STATED TASK:
Which lines in the records below contain the word "Style"? Copy each one out.

Dataset items:

____________

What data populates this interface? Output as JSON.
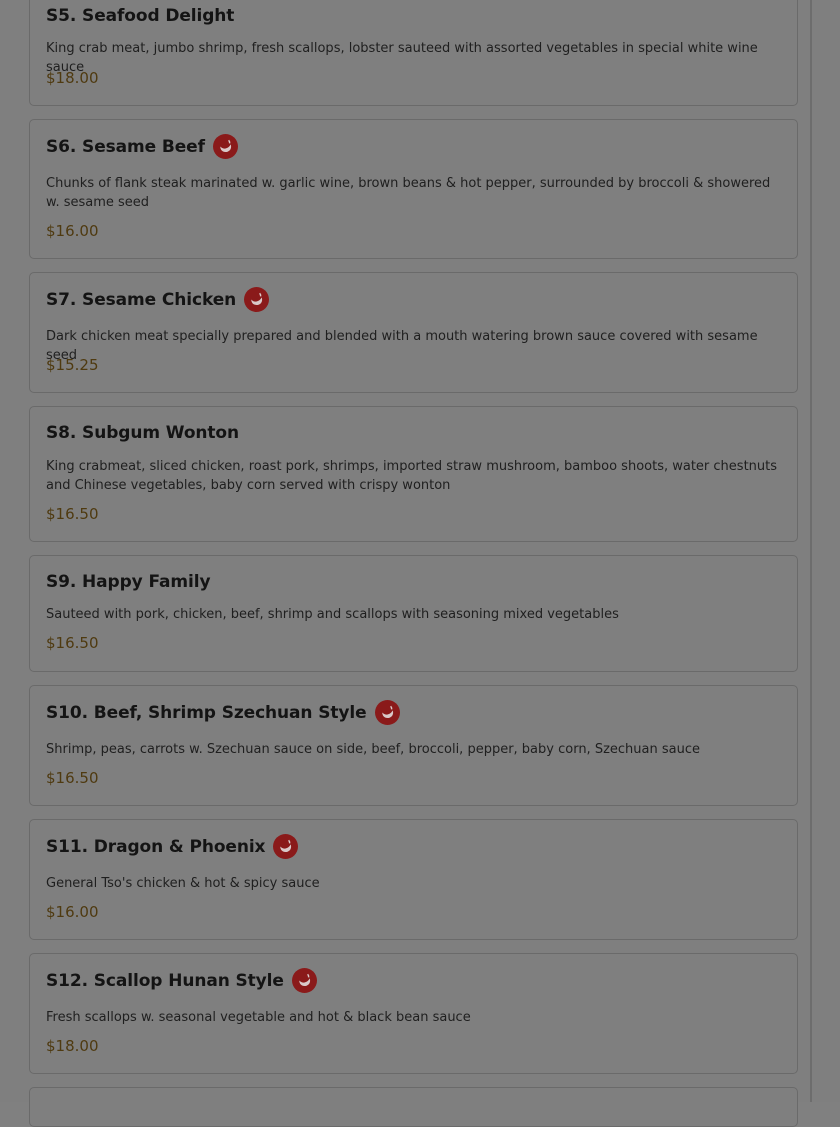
{
  "menu": {
    "items": [
      {
        "name": "S5. Seafood Delight",
        "spicy": false,
        "description": "King crab meat, jumbo shrimp, fresh scallops, lobster sauteed with assorted vegetables in special white wine sauce",
        "price": "$18.00"
      },
      {
        "name": "S6. Sesame Beef",
        "spicy": true,
        "description": "Chunks of flank steak marinated w. garlic wine, brown beans & hot pepper, surrounded by broccoli & showered w. sesame seed",
        "price": "$16.00"
      },
      {
        "name": "S7. Sesame Chicken",
        "spicy": true,
        "description": "Dark chicken meat specially prepared and blended with a mouth watering brown sauce covered with sesame seed",
        "price": "$15.25"
      },
      {
        "name": "S8. Subgum Wonton",
        "spicy": false,
        "description": "King crabmeat, sliced chicken, roast pork, shrimps, imported straw mushroom, bamboo shoots, water chestnuts and Chinese vegetables, baby corn served with crispy wonton",
        "price": "$16.50"
      },
      {
        "name": "S9. Happy Family",
        "spicy": false,
        "description": "Sauteed with pork, chicken, beef, shrimp and scallops with seasoning mixed vegetables",
        "price": "$16.50"
      },
      {
        "name": "S10. Beef, Shrimp Szechuan Style",
        "spicy": true,
        "description": "Shrimp, peas, carrots w. Szechuan sauce on side, beef, broccoli, pepper, baby corn, Szechuan sauce",
        "price": "$16.50"
      },
      {
        "name": "S11. Dragon & Phoenix",
        "spicy": true,
        "description": "General Tso's chicken & hot & spicy sauce",
        "price": "$16.00"
      },
      {
        "name": "S12. Scallop Hunan Style",
        "spicy": true,
        "description": "Fresh scallops w. seasonal vegetable and hot & black bean sauce",
        "price": "$18.00"
      }
    ],
    "spicy_icon": "chili-pepper-icon",
    "colors": {
      "overlay_background": "#7f7f7f",
      "spicy_badge": "#8a1a1a",
      "price_text": "#4f3a10"
    }
  }
}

____________

RESPONSE FOR THIS EXERCISE:
        "name": "S10. Beef, Shrimp Szechuan Style",
        "name": "S12. Scallop Hunan Style",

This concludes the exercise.